## BEGIN Material supplied
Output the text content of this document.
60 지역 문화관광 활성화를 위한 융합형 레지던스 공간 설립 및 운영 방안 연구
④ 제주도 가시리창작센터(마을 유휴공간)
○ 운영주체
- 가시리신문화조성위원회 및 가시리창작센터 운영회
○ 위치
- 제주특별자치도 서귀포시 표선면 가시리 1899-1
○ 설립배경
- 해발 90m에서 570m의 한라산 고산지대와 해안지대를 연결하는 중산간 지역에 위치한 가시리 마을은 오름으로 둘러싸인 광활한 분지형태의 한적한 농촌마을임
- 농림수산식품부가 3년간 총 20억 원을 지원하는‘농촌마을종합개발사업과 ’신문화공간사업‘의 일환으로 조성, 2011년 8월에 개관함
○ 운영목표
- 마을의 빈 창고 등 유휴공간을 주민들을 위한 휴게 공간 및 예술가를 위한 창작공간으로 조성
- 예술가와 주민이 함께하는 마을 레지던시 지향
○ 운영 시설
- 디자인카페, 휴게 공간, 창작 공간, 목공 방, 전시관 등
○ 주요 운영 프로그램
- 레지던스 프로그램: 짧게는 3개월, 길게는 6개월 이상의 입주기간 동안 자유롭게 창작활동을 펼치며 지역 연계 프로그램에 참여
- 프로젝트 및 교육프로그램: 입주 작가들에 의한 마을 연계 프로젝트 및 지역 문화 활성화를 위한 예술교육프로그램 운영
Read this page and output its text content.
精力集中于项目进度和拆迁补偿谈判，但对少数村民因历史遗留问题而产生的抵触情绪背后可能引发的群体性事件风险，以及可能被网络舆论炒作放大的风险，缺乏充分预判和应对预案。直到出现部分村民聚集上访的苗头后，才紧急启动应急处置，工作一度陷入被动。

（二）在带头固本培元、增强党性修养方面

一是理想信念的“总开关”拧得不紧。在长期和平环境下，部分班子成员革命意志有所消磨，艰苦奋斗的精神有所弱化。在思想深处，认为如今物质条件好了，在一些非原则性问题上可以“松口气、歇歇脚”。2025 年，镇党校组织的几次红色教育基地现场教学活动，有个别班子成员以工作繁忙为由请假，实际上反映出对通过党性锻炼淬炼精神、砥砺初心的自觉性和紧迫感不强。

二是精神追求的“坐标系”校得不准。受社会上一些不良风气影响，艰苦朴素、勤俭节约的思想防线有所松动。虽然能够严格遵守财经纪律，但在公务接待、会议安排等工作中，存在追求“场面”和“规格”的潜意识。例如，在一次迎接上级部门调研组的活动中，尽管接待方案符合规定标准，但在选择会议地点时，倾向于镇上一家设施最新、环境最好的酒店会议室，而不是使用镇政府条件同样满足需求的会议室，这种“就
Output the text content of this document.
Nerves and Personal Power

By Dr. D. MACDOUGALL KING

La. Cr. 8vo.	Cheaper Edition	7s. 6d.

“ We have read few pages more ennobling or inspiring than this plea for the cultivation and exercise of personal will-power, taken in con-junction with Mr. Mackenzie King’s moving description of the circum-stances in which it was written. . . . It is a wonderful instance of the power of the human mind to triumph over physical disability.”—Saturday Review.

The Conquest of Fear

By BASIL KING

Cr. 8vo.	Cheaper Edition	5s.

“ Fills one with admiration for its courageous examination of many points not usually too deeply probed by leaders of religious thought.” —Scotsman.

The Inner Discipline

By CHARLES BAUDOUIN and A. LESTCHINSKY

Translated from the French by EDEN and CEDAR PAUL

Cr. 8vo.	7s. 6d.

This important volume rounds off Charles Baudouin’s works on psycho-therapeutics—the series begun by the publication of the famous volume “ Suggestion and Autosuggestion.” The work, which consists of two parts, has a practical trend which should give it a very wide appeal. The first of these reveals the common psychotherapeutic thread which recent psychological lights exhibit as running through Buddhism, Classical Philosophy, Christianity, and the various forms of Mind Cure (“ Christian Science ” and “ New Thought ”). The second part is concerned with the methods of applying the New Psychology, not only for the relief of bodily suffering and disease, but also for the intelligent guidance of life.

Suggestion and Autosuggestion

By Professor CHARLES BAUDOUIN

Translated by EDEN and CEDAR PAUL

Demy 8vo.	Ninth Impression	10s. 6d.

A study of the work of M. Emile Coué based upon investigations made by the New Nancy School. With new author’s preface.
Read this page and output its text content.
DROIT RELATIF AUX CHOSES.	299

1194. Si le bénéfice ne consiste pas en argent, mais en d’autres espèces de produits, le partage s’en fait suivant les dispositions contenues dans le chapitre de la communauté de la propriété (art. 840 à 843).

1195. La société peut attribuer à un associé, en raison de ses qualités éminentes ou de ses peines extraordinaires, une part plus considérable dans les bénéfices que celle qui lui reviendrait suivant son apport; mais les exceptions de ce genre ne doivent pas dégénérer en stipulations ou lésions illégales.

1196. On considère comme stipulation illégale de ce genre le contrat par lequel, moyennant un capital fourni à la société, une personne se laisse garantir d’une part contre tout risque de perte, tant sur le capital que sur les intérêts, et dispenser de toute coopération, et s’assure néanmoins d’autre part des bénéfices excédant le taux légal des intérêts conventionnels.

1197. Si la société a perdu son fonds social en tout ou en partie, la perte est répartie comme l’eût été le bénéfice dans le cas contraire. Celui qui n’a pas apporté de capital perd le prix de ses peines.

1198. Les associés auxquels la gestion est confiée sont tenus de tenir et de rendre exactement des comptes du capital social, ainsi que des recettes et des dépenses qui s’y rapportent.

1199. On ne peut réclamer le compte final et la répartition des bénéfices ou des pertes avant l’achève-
## END Material supplied
#### Instructions to follow
Reproduce the material above, every line of it, exactly.

#### Final answer
Output the text content of this document.
60 지역 문화관광 활성화를 위한 융합형 레지던스 공간 설립 및 운영 방안 연구
④ 제주도 가시리창작센터(마을 유휴공간)
○ 운영주체
- 가시리신문화조성위원회 및 가시리창작센터 운영회
○ 위치
- 제주특별자치도 서귀포시 표선면 가시리 1899-1
○ 설립배경
- 해발 90m에서 570m의 한라산 고산지대와 해안지대를 연결하는 중산간 지역에 위치한 가시리 마을은 오름으로 둘러싸인 광활한 분지형태의 한적한 농촌마을임
- 농림수산식품부가 3년간 총 20억 원을 지원하는‘농촌마을종합개발사업과 ’신문화공간사업‘의 일환으로 조성, 2011년 8월에 개관함
○ 운영목표
- 마을의 빈 창고 등 유휴공간을 주민들을 위한 휴게 공간 및 예술가를 위한 창작공간으로 조성
- 예술가와 주민이 함께하는 마을 레지던시 지향
○ 운영 시설
- 디자인카페, 휴게 공간, 창작 공간, 목공 방, 전시관 등
○ 주요 운영 프로그램
- 레지던스 프로그램: 짧게는 3개월, 길게는 6개월 이상의 입주기간 동안 자유롭게 창작활동을 펼치며 지역 연계 프로그램에 참여
- 프로젝트 및 교육프로그램: 입주 작가들에 의한 마을 연계 프로젝트 및 지역 문화 활성화를 위한 예술교육프로그램 운영
Read this page and output its text content.
精力集中于项目进度和拆迁补偿谈判，但对少数村民因历史遗留问题而产生的抵触情绪背后可能引发的群体性事件风险，以及可能被网络舆论炒作放大的风险，缺乏充分预判和应对预案。直到出现部分村民聚集上访的苗头后，才紧急启动应急处置，工作一度陷入被动。

（二）在带头固本培元、增强党性修养方面

一是理想信念的“总开关”拧得不紧。在长期和平环境下，部分班子成员革命意志有所消磨，艰苦奋斗的精神有所弱化。在思想深处，认为如今物质条件好了，在一些非原则性问题上可以“松口气、歇歇脚”。2025 年，镇党校组织的几次红色教育基地现场教学活动，有个别班子成员以工作繁忙为由请假，实际上反映出对通过党性锻炼淬炼精神、砥砺初心的自觉性和紧迫感不强。

二是精神追求的“坐标系”校得不准。受社会上一些不良风气影响，艰苦朴素、勤俭节约的思想防线有所松动。虽然能够严格遵守财经纪律，但在公务接待、会议安排等工作中，存在追求“场面”和“规格”的潜意识。例如，在一次迎接上级部门调研组的活动中，尽管接待方案符合规定标准，但在选择会议地点时，倾向于镇上一家设施最新、环境最好的酒店会议室，而不是使用镇政府条件同样满足需求的会议室，这种“就
Output the text content of this document.
Nerves and Personal Power

By Dr. D. MACDOUGALL KING

La. Cr. 8vo.	Cheaper Edition	7s. 6d.

“ We have read few pages more ennobling or inspiring than this plea for the cultivation and exercise of personal will-power, taken in con-junction with Mr. Mackenzie King’s moving description of the circum-stances in which it was written. . . . It is a wonderful instance of the power of the human mind to triumph over physical disability.”—Saturday Review.

The Conquest of Fear

By BASIL KING

Cr. 8vo.	Cheaper Edition	5s.

“ Fills one with admiration for its courageous examination of many points not usually too deeply probed by leaders of religious thought.” —Scotsman.

The Inner Discipline

By CHARLES BAUDOUIN and A. LESTCHINSKY

Translated from the French by EDEN and CEDAR PAUL

Cr. 8vo.	7s. 6d.

This important volume rounds off Charles Baudouin’s works on psycho-therapeutics—the series begun by the publication of the famous volume “ Suggestion and Autosuggestion.” The work, which consists of two parts, has a practical trend which should give it a very wide appeal. The first of these reveals the common psychotherapeutic thread which recent psychological lights exhibit as running through Buddhism, Classical Philosophy, Christianity, and the various forms of Mind Cure (“ Christian Science ” and “ New Thought ”). The second part is concerned with the methods of applying the New Psychology, not only for the relief of bodily suffering and disease, but also for the intelligent guidance of life.

Suggestion and Autosuggestion

By Professor CHARLES BAUDOUIN

Translated by EDEN and CEDAR PAUL

Demy 8vo.	Ninth Impression	10s. 6d.

A study of the work of M. Emile Coué based upon investigations made by the New Nancy School. With new author’s preface.
Read this page and output its text content.
DROIT RELATIF AUX CHOSES.	299

1194. Si le bénéfice ne consiste pas en argent, mais en d’autres espèces de produits, le partage s’en fait suivant les dispositions contenues dans le chapitre de la communauté de la propriété (art. 840 à 843).

1195. La société peut attribuer à un associé, en raison de ses qualités éminentes ou de ses peines extraordinaires, une part plus considérable dans les bénéfices que celle qui lui reviendrait suivant son apport; mais les exceptions de ce genre ne doivent pas dégénérer en stipulations ou lésions illégales.

1196. On considère comme stipulation illégale de ce genre le contrat par lequel, moyennant un capital fourni à la société, une personne se laisse garantir d’une part contre tout risque de perte, tant sur le capital que sur les intérêts, et dispenser de toute coopération, et s’assure néanmoins d’autre part des bénéfices excédant le taux légal des intérêts conventionnels.

1197. Si la société a perdu son fonds social en tout ou en partie, la perte est répartie comme l’eût été le bénéfice dans le cas contraire. Celui qui n’a pas apporté de capital perd le prix de ses peines.

1198. Les associés auxquels la gestion est confiée sont tenus de tenir et de rendre exactement des comptes du capital social, ainsi que des recettes et des dépenses qui s’y rapportent.

1199. On ne peut réclamer le compte final et la répartition des bénéfices ou des pertes avant l’achève-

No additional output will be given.